(What is being asked): Please report every line from the material that contains the word "color".

(Records for the exercise):
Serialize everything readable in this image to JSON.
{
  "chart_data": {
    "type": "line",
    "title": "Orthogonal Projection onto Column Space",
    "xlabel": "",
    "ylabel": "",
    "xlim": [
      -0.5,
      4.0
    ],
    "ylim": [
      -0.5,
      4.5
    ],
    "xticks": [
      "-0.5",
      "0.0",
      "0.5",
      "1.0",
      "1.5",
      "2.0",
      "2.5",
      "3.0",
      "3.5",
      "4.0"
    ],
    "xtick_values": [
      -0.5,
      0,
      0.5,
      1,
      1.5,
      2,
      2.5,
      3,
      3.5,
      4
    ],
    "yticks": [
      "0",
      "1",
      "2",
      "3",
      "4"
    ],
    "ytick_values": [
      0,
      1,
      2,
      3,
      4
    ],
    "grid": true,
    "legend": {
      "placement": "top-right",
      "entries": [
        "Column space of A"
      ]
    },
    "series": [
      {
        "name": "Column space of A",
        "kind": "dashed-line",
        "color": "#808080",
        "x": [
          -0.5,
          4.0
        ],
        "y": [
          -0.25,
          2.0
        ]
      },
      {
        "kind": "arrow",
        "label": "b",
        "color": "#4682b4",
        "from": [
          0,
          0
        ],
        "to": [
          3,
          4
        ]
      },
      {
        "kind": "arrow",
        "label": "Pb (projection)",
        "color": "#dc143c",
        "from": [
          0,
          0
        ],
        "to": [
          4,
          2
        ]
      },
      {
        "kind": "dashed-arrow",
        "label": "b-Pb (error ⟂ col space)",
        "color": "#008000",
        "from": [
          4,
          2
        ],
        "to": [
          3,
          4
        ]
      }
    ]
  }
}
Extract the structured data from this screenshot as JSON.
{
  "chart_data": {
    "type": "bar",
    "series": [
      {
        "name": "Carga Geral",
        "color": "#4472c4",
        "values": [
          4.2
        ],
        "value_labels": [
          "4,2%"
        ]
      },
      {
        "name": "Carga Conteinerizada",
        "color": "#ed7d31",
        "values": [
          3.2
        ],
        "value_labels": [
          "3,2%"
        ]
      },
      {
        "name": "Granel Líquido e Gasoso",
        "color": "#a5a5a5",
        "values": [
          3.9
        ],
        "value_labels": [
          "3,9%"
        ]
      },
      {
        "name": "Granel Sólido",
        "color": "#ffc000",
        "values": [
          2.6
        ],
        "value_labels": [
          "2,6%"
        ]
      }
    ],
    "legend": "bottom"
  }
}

(Output for this exercise):
        "color": "#808080",
        "color": "#4682b4",
        "color": "#dc143c",
        "color": "#008000",
        "color": "#4472c4",
        "color": "#ed7d31",
        "color": "#a5a5a5",
        "color": "#ffc000",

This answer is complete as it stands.